**Exercise details:**
Copy out every record below with complete accuracy.

**Data for processing:**
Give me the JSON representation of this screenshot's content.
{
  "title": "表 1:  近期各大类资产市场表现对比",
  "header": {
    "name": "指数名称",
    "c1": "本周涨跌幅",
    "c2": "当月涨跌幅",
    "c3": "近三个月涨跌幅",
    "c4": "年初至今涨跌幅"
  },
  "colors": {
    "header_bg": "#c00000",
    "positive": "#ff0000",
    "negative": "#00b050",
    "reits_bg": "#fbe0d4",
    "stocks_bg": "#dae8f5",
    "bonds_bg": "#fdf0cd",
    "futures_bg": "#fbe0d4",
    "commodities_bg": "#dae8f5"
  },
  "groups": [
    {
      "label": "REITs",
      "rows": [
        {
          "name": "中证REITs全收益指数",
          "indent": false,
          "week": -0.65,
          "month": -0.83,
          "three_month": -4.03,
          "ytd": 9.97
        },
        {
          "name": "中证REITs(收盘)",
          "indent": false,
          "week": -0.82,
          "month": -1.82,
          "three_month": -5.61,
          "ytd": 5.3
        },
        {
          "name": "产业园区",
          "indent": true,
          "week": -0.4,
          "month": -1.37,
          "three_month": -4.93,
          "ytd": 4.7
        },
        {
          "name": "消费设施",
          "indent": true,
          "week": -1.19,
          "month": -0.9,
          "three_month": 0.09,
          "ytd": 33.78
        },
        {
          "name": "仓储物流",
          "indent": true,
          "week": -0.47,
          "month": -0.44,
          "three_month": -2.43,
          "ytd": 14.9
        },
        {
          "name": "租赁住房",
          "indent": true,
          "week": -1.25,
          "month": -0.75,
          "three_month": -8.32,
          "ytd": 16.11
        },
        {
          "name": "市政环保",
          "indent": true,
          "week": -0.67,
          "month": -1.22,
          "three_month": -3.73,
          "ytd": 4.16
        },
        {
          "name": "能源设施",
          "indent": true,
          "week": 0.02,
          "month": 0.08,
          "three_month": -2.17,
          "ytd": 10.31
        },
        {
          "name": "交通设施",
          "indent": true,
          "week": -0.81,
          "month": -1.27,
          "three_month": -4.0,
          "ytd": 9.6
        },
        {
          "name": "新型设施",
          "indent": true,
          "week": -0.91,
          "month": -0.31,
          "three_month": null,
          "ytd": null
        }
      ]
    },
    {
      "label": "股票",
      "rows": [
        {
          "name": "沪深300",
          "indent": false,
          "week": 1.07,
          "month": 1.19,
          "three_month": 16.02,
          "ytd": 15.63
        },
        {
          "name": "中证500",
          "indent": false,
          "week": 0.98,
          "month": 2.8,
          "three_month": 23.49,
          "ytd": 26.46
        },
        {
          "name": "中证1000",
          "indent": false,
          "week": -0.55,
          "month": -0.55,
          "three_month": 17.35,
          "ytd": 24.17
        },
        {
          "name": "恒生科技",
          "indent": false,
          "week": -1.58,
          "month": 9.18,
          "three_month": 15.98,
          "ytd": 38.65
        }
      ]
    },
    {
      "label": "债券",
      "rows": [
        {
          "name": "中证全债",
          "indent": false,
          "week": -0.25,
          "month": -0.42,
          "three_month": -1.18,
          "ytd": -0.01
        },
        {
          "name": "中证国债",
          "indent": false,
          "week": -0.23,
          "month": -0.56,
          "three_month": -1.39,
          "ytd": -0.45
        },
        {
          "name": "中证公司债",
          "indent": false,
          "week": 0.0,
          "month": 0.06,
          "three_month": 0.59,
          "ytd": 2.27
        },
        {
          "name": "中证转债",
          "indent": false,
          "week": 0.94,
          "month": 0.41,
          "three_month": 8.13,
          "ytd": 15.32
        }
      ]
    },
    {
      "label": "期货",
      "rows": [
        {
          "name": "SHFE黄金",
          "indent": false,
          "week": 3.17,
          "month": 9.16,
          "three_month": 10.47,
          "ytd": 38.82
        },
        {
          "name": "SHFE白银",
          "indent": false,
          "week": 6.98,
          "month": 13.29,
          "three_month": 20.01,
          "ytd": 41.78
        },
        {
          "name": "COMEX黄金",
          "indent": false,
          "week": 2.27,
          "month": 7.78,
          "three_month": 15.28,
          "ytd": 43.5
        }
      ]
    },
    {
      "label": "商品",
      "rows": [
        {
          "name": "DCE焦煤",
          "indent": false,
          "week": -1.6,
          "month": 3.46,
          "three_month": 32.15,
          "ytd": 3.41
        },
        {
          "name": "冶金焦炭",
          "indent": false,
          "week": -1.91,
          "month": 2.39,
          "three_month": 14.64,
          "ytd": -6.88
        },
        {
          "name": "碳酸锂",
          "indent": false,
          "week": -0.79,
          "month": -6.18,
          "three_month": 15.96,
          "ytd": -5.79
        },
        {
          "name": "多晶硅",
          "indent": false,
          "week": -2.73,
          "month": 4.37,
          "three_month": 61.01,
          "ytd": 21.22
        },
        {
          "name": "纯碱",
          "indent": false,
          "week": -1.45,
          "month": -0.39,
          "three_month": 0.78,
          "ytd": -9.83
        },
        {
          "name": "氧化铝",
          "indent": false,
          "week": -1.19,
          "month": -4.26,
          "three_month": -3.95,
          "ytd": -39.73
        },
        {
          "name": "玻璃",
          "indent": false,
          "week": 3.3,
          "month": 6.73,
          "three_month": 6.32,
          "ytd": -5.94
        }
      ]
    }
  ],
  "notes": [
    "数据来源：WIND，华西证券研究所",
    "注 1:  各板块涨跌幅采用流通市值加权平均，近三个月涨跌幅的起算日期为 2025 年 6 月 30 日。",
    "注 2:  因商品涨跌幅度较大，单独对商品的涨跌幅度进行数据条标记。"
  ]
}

**Written response:**
Give me the JSON representation of this screenshot's content.
{
  "title": "表 1:  近期各大类资产市场表现对比",
  "header": {
    "name": "指数名称",
    "c1": "本周涨跌幅",
    "c2": "当月涨跌幅",
    "c3": "近三个月涨跌幅",
    "c4": "年初至今涨跌幅"
  },
  "colors": {
    "header_bg": "#c00000",
    "positive": "#ff0000",
    "negative": "#00b050",
    "reits_bg": "#fbe0d4",
    "stocks_bg": "#dae8f5",
    "bonds_bg": "#fdf0cd",
    "futures_bg": "#fbe0d4",
    "commodities_bg": "#dae8f5"
  },
  "groups": [
    {
      "label": "REITs",
      "rows": [
        {
          "name": "中证REITs全收益指数",
          "indent": false,
          "week": -0.65,
          "month": -0.83,
          "three_month": -4.03,
          "ytd": 9.97
        },
        {
          "name": "中证REITs(收盘)",
          "indent": false,
          "week": -0.82,
          "month": -1.82,
          "three_month": -5.61,
          "ytd": 5.3
        },
        {
          "name": "产业园区",
          "indent": true,
          "week": -0.4,
          "month": -1.37,
          "three_month": -4.93,
          "ytd": 4.7
        },
        {
          "name": "消费设施",
          "indent": true,
          "week": -1.19,
          "month": -0.9,
          "three_month": 0.09,
          "ytd": 33.78
        },
        {
          "name": "仓储物流",
          "indent": true,
          "week": -0.47,
          "month": -0.44,
          "three_month": -2.43,
          "ytd": 14.9
        },
        {
          "name": "租赁住房",
          "indent": true,
          "week": -1.25,
          "month": -0.75,
          "three_month": -8.32,
          "ytd": 16.11
        },
        {
          "name": "市政环保",
          "indent": true,
          "week": -0.67,
          "month": -1.22,
          "three_month": -3.73,
          "ytd": 4.16
        },
        {
          "name": "能源设施",
          "indent": true,
          "week": 0.02,
          "month": 0.08,
          "three_month": -2.17,
          "ytd": 10.31
        },
        {
          "name": "交通设施",
          "indent": true,
          "week": -0.81,
          "month": -1.27,
          "three_month": -4.0,
          "ytd": 9.6
        },
        {
          "name": "新型设施",
          "indent": true,
          "week": -0.91,
          "month": -0.31,
          "three_month": null,
          "ytd": null
        }
      ]
    },
    {
      "label": "股票",
      "rows": [
        {
          "name": "沪深300",
          "indent": false,
          "week": 1.07,
          "month": 1.19,
          "three_month": 16.02,
          "ytd": 15.63
        },
        {
          "name": "中证500",
          "indent": false,
          "week": 0.98,
          "month": 2.8,
          "three_month": 23.49,
          "ytd": 26.46
        },
        {
          "name": "中证1000",
          "indent": false,
          "week": -0.55,
          "month": -0.55,
          "three_month": 17.35,
          "ytd": 24.17
        },
        {
          "name": "恒生科技",
          "indent": false,
          "week": -1.58,
          "month": 9.18,
          "three_month": 15.98,
          "ytd": 38.65
        }
      ]
    },
    {
      "label": "债券",
      "rows": [
        {
          "name": "中证全债",
          "indent": false,
          "week": -0.25,
          "month": -0.42,
          "three_month": -1.18,
          "ytd": -0.01
        },
        {
          "name": "中证国债",
          "indent": false,
          "week": -0.23,
          "month": -0.56,
          "three_month": -1.39,
          "ytd": -0.45
        },
        {
          "name": "中证公司债",
          "indent": false,
          "week": 0.0,
          "month": 0.06,
          "three_month": 0.59,
          "ytd": 2.27
        },
        {
          "name": "中证转债",
          "indent": false,
          "week": 0.94,
          "month": 0.41,
          "three_month": 8.13,
          "ytd": 15.32
        }
      ]
    },
    {
      "label": "期货",
      "rows": [
        {
          "name": "SHFE黄金",
          "indent": false,
          "week": 3.17,
          "month": 9.16,
          "three_month": 10.47,
          "ytd": 38.82
        },
        {
          "name": "SHFE白银",
          "indent": false,
          "week": 6.98,
          "month": 13.29,
          "three_month": 20.01,
          "ytd": 41.78
        },
        {
          "name": "COMEX黄金",
          "indent": false,
          "week": 2.27,
          "month": 7.78,
          "three_month": 15.28,
          "ytd": 43.5
        }
      ]
    },
    {
      "label": "商品",
      "rows": [
        {
          "name": "DCE焦煤",
          "indent": false,
          "week": -1.6,
          "month": 3.46,
          "three_month": 32.15,
          "ytd": 3.41
        },
        {
          "name": "冶金焦炭",
          "indent": false,
          "week": -1.91,
          "month": 2.39,
          "three_month": 14.64,
          "ytd": -6.88
        },
        {
          "name": "碳酸锂",
          "indent": false,
          "week": -0.79,
          "month": -6.18,
          "three_month": 15.96,
          "ytd": -5.79
        },
        {
          "name": "多晶硅",
          "indent": false,
          "week": -2.73,
          "month": 4.37,
          "three_month": 61.01,
          "ytd": 21.22
        },
        {
          "name": "纯碱",
          "indent": false,
          "week": -1.45,
          "month": -0.39,
          "three_month": 0.78,
          "ytd": -9.83
        },
        {
          "name": "氧化铝",
          "indent": false,
          "week": -1.19,
          "month": -4.26,
          "three_month": -3.95,
          "ytd": -39.73
        },
        {
          "name": "玻璃",
          "indent": false,
          "week": 3.3,
          "month": 6.73,
          "three_month": 6.32,
          "ytd": -5.94
        }
      ]
    }
  ],
  "notes": [
    "数据来源：WIND，华西证券研究所",
    "注 1:  各板块涨跌幅采用流通市值加权平均，近三个月涨跌幅的起算日期为 2025 年 6 月 30 日。",
    "注 2:  因商品涨跌幅度较大，单独对商品的涨跌幅度进行数据条标记。"
  ]
}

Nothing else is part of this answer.